> _Excerpted text_:
Sunday, September 13, 2015

"Arbitrage: Historical Perspectives"

This is a repost from 2012.
An interesting survey by Simon Fraser University Professor Geoffrey Poitras


This article discusses the history of arbitrage from ancient times until the beginning of the twentieth century. Opportunities for arbitrage trading in ancient times are related to the movement of goods over distance. The key role of the bill of exchange in arbitrage trading during the Middle Ages is identified and the connection to ‘arbitration of exchange’ discussed. A 17th century arbitrage involving the gold and bill of exchange markets is detailed. As reflected in merchant manuals of that period, the connection between riskless arbitrage trading and the method of conducting arbitration of exchange in the 18th and 19th centuries is detailed. An overview of 19th century arbitrage trading in securities and commodities is also provided. The article concludes with an examination of the etymology and historical usage of the word ‘arbitrage’ and the associated ‘arbitration of exchange’.

> _Material supplied_:
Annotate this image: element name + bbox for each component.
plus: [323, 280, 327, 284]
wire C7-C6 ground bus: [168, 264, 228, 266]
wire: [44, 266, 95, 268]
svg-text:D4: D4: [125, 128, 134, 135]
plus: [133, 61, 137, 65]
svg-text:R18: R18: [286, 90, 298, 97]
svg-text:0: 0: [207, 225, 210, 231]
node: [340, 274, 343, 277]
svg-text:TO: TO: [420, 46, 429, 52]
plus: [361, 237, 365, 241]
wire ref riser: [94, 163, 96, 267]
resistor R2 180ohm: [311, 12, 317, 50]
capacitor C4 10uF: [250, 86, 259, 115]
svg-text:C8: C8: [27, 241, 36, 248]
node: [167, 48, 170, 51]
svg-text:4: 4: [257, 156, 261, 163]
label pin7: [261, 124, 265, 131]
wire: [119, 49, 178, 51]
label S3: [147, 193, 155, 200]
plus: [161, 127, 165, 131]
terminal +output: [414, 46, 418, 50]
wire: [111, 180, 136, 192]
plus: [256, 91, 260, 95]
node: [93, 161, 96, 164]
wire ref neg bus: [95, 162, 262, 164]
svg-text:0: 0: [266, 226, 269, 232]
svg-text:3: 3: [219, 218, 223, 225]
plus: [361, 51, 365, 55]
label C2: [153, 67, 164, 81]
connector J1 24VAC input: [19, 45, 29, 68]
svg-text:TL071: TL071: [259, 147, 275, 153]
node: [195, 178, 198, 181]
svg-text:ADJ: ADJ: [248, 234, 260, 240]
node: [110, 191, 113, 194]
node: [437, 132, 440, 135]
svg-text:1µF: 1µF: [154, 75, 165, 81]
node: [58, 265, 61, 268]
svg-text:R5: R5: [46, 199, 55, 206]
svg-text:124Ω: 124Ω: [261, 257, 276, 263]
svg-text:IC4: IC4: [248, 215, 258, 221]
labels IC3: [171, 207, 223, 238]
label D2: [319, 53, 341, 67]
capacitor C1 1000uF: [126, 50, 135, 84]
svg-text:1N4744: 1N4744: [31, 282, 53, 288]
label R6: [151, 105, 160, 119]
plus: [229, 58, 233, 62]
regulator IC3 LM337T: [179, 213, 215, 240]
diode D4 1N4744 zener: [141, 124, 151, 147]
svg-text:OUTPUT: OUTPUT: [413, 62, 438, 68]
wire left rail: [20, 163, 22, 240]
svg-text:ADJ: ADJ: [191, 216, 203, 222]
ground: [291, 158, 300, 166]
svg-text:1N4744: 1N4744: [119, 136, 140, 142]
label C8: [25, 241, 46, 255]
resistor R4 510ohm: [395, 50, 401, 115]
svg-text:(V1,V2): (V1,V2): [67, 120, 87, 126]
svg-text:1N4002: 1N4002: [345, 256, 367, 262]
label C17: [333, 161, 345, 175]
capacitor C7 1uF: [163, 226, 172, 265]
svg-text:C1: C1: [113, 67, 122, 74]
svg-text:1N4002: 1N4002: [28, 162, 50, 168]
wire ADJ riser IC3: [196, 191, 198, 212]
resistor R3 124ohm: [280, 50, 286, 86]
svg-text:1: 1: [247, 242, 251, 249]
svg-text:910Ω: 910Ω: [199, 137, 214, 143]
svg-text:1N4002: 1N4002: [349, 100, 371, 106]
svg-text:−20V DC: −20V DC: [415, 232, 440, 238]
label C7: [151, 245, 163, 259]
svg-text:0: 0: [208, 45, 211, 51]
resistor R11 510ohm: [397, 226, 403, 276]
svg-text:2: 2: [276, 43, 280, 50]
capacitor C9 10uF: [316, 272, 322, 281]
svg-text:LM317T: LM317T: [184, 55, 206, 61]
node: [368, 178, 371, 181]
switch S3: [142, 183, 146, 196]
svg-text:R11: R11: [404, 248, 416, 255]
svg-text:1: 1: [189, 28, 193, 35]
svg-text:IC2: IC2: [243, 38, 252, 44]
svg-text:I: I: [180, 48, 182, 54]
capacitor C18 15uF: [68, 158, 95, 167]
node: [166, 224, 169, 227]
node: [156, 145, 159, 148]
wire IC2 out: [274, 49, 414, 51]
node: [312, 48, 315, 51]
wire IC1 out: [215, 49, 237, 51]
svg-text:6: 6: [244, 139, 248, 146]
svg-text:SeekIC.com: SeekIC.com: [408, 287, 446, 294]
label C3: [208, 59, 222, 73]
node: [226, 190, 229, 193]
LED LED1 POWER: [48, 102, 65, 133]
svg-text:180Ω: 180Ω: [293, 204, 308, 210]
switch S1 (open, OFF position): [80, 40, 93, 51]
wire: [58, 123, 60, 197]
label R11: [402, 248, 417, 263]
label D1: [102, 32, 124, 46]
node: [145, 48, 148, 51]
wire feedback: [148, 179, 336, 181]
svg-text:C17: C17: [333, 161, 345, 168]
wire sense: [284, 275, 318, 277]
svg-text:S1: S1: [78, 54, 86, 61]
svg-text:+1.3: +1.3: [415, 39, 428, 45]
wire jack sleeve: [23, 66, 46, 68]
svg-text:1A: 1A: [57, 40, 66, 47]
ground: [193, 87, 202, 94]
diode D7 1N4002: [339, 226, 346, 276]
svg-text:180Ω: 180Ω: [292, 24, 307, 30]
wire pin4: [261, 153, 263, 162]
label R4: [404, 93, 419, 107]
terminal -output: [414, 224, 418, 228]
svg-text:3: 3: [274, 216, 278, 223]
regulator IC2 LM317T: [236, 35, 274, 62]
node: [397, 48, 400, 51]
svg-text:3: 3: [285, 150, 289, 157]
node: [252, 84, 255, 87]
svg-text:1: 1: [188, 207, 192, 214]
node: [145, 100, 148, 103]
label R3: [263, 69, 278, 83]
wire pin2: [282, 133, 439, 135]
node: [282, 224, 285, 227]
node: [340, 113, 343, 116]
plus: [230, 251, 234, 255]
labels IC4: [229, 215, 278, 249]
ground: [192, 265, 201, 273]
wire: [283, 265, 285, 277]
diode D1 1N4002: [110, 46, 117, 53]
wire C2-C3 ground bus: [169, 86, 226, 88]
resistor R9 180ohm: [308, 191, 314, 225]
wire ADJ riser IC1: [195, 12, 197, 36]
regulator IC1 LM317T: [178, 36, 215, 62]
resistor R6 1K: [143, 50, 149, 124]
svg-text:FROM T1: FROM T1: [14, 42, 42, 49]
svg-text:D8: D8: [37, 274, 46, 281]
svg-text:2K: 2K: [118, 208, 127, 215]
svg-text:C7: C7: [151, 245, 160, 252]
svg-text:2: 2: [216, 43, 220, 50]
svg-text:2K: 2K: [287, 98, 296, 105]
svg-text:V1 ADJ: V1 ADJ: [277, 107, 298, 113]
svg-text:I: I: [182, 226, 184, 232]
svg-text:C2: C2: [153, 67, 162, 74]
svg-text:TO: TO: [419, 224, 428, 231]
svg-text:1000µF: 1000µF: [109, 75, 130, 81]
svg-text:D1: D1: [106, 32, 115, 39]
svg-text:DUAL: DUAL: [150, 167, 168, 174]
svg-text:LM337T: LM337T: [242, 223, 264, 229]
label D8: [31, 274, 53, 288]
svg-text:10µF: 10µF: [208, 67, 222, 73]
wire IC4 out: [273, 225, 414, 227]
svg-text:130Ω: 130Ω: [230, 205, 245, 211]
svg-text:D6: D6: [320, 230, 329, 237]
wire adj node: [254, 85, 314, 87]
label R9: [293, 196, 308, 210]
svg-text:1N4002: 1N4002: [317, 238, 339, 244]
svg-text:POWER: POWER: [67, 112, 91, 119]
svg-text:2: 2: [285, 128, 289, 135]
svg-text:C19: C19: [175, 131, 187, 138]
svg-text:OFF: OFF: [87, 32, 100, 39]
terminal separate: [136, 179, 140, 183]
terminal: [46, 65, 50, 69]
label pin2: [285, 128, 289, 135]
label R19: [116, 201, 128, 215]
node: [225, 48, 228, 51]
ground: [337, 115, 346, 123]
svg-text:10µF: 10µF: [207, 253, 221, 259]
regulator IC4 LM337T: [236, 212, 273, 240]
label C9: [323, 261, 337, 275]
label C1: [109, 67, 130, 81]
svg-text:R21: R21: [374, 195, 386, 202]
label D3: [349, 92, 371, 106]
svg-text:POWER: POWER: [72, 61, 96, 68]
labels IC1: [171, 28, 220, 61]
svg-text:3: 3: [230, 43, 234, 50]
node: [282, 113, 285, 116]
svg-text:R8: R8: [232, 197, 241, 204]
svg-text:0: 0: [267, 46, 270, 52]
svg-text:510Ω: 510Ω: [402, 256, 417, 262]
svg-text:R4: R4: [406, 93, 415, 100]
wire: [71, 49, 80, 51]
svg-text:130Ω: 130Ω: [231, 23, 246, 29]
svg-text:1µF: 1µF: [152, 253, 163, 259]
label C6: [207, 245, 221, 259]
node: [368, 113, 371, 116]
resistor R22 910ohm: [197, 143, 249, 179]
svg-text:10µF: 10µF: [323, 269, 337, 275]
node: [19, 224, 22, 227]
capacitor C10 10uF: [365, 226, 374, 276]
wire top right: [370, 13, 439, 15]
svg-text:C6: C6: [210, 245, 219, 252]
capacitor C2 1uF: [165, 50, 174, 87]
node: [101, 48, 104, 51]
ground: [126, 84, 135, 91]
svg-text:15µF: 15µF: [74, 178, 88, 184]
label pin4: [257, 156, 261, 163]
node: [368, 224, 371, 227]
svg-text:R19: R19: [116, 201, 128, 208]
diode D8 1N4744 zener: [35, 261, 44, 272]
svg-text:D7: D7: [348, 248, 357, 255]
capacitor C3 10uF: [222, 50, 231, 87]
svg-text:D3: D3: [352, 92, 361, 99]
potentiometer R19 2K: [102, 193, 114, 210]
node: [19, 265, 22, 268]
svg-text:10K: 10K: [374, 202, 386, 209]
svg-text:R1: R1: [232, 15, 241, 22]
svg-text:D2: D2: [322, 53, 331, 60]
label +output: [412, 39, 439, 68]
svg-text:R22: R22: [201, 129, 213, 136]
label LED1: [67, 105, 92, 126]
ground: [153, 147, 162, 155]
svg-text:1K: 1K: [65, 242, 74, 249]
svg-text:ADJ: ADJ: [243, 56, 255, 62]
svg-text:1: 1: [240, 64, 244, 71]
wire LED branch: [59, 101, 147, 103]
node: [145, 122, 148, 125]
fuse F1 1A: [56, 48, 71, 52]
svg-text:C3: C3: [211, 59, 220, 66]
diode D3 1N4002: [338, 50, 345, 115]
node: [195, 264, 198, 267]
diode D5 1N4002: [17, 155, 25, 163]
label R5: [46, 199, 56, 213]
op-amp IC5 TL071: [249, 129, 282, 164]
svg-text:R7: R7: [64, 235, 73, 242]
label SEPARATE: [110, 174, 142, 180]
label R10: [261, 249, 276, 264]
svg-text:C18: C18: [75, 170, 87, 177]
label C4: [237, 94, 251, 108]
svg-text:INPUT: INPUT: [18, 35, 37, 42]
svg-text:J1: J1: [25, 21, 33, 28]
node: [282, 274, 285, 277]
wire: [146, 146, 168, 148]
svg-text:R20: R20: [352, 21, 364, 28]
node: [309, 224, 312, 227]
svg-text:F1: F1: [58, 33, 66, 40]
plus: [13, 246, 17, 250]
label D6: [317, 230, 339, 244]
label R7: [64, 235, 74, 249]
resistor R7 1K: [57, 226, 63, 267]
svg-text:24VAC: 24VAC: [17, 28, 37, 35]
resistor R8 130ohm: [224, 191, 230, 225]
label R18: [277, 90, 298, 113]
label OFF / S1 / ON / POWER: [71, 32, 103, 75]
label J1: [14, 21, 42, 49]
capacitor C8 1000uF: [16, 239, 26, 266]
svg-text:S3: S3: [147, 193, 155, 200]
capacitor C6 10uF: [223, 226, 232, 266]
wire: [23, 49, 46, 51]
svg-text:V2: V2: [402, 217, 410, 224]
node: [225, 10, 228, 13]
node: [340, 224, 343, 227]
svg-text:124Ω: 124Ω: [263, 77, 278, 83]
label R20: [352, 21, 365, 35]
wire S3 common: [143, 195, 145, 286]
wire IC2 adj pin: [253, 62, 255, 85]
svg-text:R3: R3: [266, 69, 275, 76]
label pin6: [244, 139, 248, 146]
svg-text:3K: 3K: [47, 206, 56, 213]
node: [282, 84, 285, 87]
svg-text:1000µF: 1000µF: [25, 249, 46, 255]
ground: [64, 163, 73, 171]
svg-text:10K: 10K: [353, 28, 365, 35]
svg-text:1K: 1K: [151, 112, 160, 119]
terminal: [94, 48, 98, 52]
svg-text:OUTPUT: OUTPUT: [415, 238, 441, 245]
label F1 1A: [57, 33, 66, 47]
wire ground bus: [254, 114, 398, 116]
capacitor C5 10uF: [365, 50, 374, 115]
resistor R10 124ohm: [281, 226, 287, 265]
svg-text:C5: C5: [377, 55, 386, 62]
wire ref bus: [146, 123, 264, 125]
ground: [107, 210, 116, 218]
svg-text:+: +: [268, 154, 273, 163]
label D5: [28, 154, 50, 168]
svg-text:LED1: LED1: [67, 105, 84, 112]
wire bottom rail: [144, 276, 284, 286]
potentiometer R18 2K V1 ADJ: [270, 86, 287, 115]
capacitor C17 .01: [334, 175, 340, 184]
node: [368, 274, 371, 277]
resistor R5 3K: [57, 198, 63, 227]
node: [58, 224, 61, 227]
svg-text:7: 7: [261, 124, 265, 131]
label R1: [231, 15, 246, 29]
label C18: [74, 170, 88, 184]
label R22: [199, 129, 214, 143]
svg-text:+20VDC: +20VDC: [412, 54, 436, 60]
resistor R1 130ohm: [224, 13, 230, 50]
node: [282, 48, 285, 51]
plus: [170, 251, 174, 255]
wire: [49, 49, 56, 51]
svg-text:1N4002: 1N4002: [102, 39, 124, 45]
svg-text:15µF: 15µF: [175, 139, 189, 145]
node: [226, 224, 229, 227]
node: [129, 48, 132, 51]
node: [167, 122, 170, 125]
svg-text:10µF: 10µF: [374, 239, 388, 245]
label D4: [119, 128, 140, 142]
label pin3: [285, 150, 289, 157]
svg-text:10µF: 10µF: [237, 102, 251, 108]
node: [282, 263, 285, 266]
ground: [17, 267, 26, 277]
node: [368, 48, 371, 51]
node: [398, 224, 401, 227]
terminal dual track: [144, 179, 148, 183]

> _Directives_:
(a) Using the post on the history of arbitrage, decide whether each statement agrees with it, answering yes or no and quoting the deciding words: (i) The article traces arbitrage up to the end of the twentieth century. (ii) In ancient times, chances for arbitrage trading were tied to moving goods over distance. (iii) The 17th-century arbitrage it details involved gold and the bill of exchange markets.
(b) Write the next part of the post on the history of arbitrage, picking up after its final sentence.

> _Final answers_:
(a)
(i) No: "from ancient times until the beginning of the twentieth century"
(ii) Yes: "Opportunities for arbitrage trading in ancient times are related to the movement of goods over distance."
(iii) Yes: "A 17th century arbitrage involving the gold and bill of exchange markets is detailed."

(b)
...Arbitrage in Ancient Times
Records about business practices in antiquity are scarce and incomplete. Available evidence is primarily from the Middle East and suggests that mercantile trade in ancient markets was extensive and provided a number of avenues for risky arbitrage. Potential opportunities were tempered by: the lack of liquidity in markets; the difficulties of obtaining information and moving goods over distances; and, inherent political and economic risks. Trading institutions and available securities were relatively simple. Circa 1760 BC, the Code of Hammurabi dealt extensively with matters of trade and finance. Sumerian cuneiform tablets from that era indicate a rudimentary form of bill of exchange transaction was in use where a payment (disbursement) would be made in one location in the local unit of account, e.g., barley, in exchange for disbursement (payment) at a later date in another location of an agreed upon amount of that local currency, e.g., lead [20]. The date was typically determined by the accepted transport time between the locations. Two weeks to a month was a commonly observed time between the payment and repayment. The specific payment location was often a temple....MUCH MORE (24 page PDF)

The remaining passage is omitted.